> **Page**:
══════

City of Brunswick v. Giglio

Chase, J.

The defendant in this case has moved to dismiss the charges brought against him on the ground that this court does not have jurisdiction to handle this case.

The defendant, Frank A. Giglio, has been charged in two complaints with violations of Brunswick City Code Section 636.04(a), aggravated menacing, and Brunswick City Code Section 636.05(a), menacing. He was issued a summons to appear in the Mayor’s Court of the city of Brunswick, and on October 9, 1987, he appeared and entered pleas of “not guilty” to each complaint. On October 22, 1987, the Clerk of the Brunswick Mayor’s Court issued a written notice to the Clerk of the Medina Municipal Court, advising that the defendant had entered “not guilty” pleas and that the case was being referred “for placement on your docket, or for your final disposition.” This notice was received by the Clerk of the Medina Municipal Court on October 29, 1987. The case was entered in the docket of the Medina Municipal Court and on October 30, 1987, a summons was issued to the defendant to appear for trial. Prior to trial, the defendant timely filed this motion to dismiss.

The defendant contends that the Medina Municipal Court does not have jurisdiction to hear this case because there is no statutory provision authorizing a mayor’s court to laterally transfer a case to another court of concurrent jurisdiction. Whitehall v. Wolfe (1986), 27 Ohio App. 3d 357, 27 OBR 416, 501 N.E. 2d 79.

Defendant contends that R.C. 1905.01 vests mayor’s courts with jurisdiction to hear cases arising, inter alia, from violations of municipal ordinances, that this jurisdiction is concurrent with that of the municipal court which has geographical jurisdiction over the municipality, and that as between courts of concurrent jurisdiction, the court whose authority is first properly invoked acquires exclusive jurisdiction. John Weenink & Sons Co. v. Court of Common Pleas (1948), 150 Ohio St. 349, 38 O.O. 189, 82 N.E. 2d 730.

*6The city of Brunswick opposes the motion to dismiss. A violation of Brunswick City Code Section 636.04 (a), aggravated menacing, is a misdemeanor of the first degree. A violation of Brunswick City Code Section 636.05(a), menacing, is a misdemeanor of the fourth degree. Brúnswick City Code Section 698.02 establishes the penalties for these offenses as a fine of not more than $1,000 and a term of imprisonment of not more than six months for the first degree misdemeanor, and a fine of not more than $250 and a term of imprisonment of not more than thirty days for the fourth degree misdemeanor. Pursuant to Section 5, Article I of the Ohio Constitution and R.C. 2945.17, the defendant is entitled to a trial by jury on each offense.

The city contends that the mayor’s court could only retain jurisdiction pursuant to R.C. 2937.08 if the defendant executed a written waiver of his right to trial by jury and that absent such a waiver, the mayor’s court has no authority to proceed, but must certify the case to a court of record as required by R.C. 2938.04 because it cannot adjudicate the entire dispute.

══════

> **Layout annotation records**:
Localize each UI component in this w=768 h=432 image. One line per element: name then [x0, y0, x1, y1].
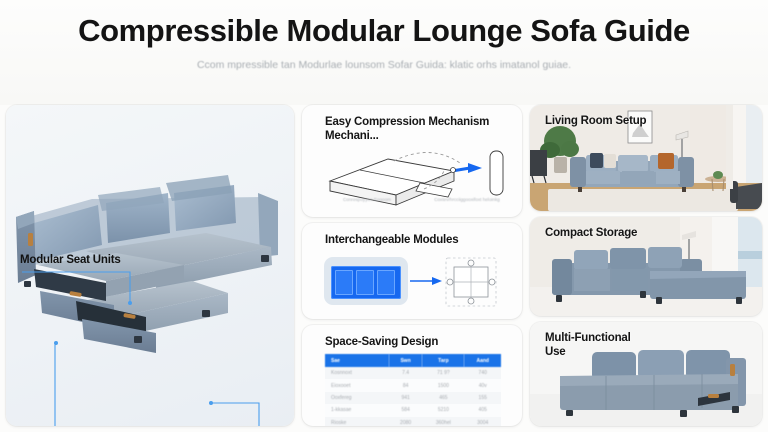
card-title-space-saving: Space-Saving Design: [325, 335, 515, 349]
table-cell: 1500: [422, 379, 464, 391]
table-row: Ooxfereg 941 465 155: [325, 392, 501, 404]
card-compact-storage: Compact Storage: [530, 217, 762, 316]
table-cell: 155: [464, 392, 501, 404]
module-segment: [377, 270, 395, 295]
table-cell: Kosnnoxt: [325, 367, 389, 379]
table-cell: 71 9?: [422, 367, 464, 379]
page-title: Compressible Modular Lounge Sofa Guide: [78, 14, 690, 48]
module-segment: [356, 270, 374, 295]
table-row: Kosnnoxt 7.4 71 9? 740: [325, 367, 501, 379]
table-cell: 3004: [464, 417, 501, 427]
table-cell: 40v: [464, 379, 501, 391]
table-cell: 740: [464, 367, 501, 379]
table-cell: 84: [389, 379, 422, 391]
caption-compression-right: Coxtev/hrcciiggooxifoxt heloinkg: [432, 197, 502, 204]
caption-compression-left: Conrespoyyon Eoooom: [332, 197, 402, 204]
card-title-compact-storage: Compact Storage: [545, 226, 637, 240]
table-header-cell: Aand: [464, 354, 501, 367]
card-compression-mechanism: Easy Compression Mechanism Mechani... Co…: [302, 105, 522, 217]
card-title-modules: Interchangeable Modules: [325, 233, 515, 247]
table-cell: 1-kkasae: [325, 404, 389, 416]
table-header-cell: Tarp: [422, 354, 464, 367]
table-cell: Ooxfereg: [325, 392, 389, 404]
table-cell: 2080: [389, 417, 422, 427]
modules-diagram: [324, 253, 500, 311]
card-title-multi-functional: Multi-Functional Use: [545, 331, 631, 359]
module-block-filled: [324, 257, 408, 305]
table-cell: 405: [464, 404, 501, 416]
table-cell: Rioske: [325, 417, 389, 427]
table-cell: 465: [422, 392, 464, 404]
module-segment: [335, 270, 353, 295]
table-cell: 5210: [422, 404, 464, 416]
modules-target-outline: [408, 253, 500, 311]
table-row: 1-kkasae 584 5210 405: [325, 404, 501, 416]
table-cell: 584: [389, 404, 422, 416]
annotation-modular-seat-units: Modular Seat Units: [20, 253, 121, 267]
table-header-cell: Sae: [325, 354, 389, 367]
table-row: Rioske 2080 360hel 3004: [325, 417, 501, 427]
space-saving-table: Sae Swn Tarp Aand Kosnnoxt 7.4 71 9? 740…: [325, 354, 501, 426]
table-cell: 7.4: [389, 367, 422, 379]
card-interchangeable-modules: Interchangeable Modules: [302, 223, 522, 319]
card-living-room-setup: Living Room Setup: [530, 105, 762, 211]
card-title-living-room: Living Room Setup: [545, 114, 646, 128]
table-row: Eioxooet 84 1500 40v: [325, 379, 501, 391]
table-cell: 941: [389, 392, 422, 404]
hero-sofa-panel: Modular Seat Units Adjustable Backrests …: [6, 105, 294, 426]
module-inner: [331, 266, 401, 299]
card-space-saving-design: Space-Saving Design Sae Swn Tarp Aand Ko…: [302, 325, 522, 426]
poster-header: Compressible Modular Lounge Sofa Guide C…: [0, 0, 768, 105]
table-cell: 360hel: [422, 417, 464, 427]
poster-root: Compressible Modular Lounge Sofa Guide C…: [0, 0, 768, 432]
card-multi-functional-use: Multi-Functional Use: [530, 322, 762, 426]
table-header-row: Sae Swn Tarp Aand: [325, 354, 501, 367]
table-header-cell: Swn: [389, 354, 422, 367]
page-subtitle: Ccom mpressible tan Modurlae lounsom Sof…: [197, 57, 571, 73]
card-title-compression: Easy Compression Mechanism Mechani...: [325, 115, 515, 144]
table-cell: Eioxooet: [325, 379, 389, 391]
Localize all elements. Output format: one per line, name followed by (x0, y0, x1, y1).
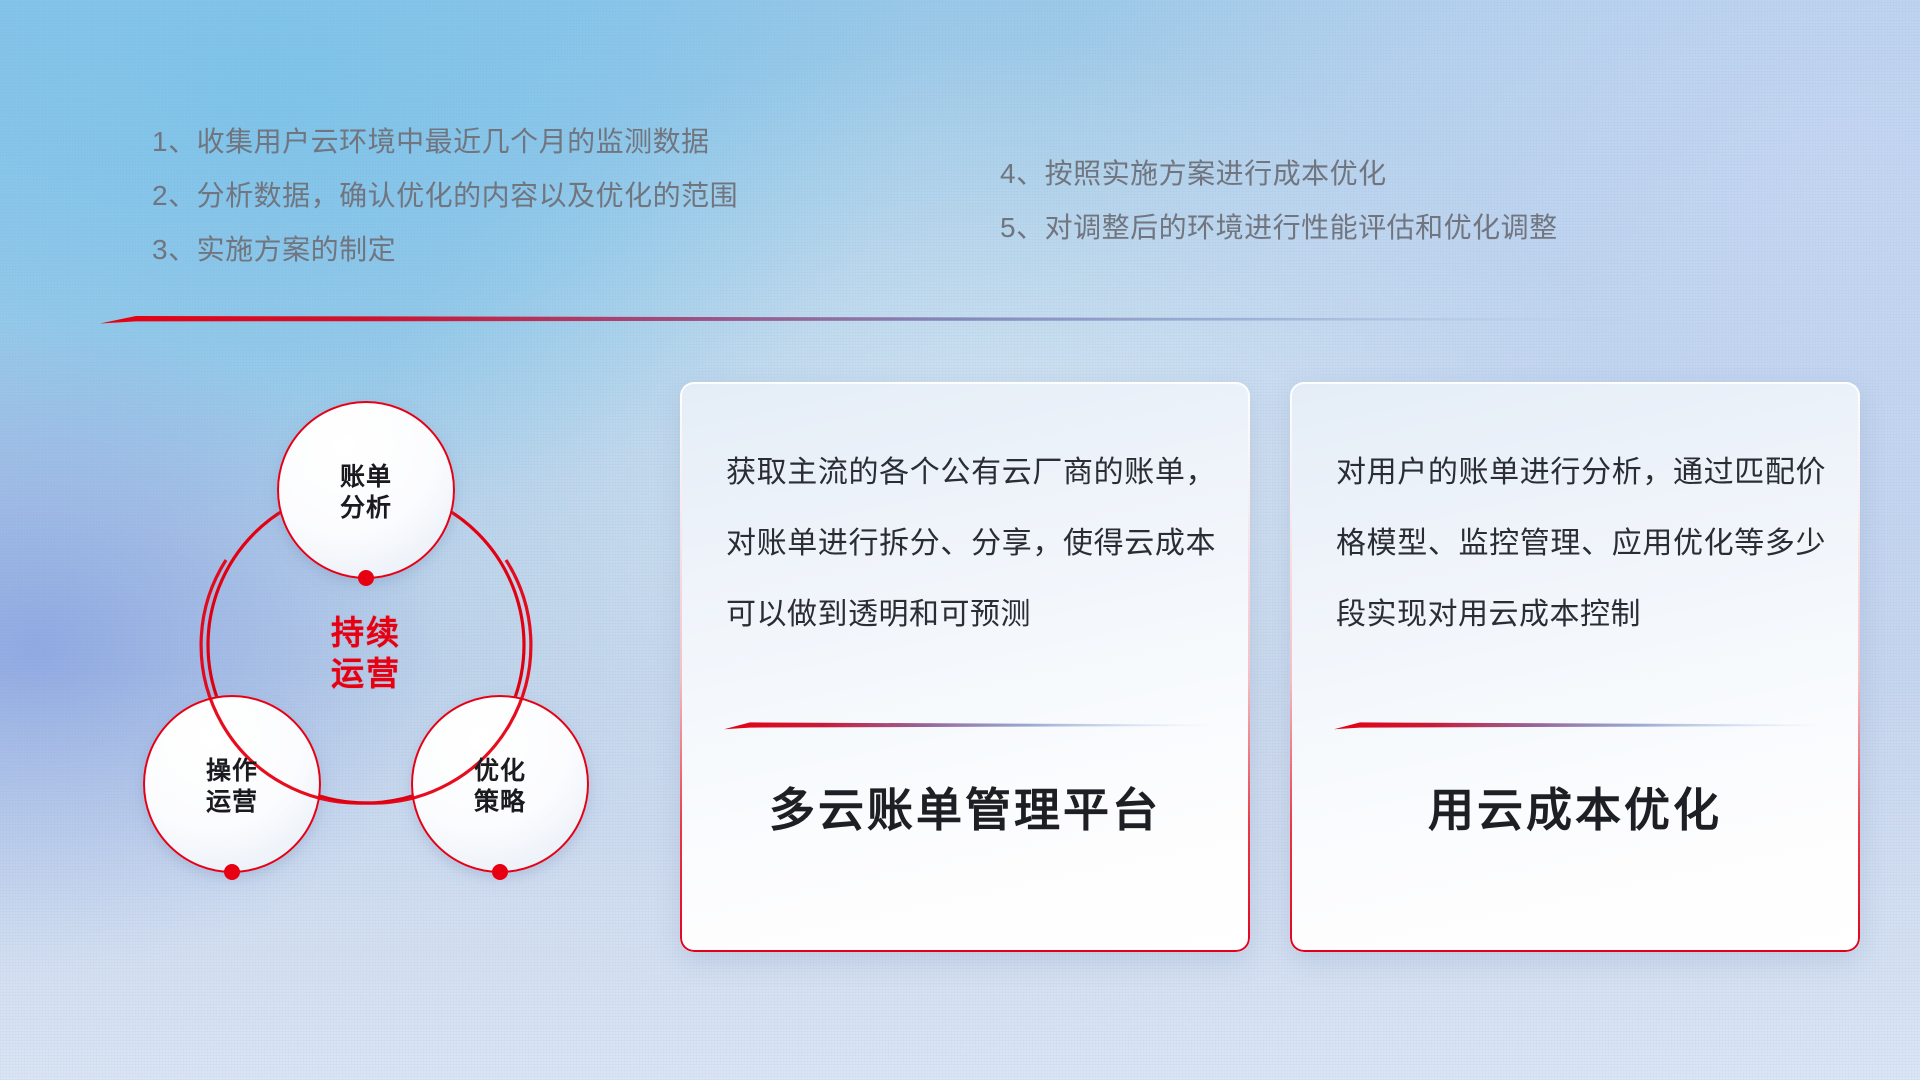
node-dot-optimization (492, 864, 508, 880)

══════

> **Stated problem**: Revise the Giglio opinion, beginning at the words "The city contends" and stopping after "the entire dispute.", and replace "waiver" with "relinquishment" throughout that part.

> **In response**:
The city contends that the mayor’s court could only retain jurisdiction pursuant to R.C. 2937.08 if the defendant executed a written relinquishment of his right to trial by jury and that absent such a relinquishment, the mayor’s court has no authority to proceed, but must certify the case to a court of record as required by R.C. 2938.04 because it cannot adjudicate the entire dispute.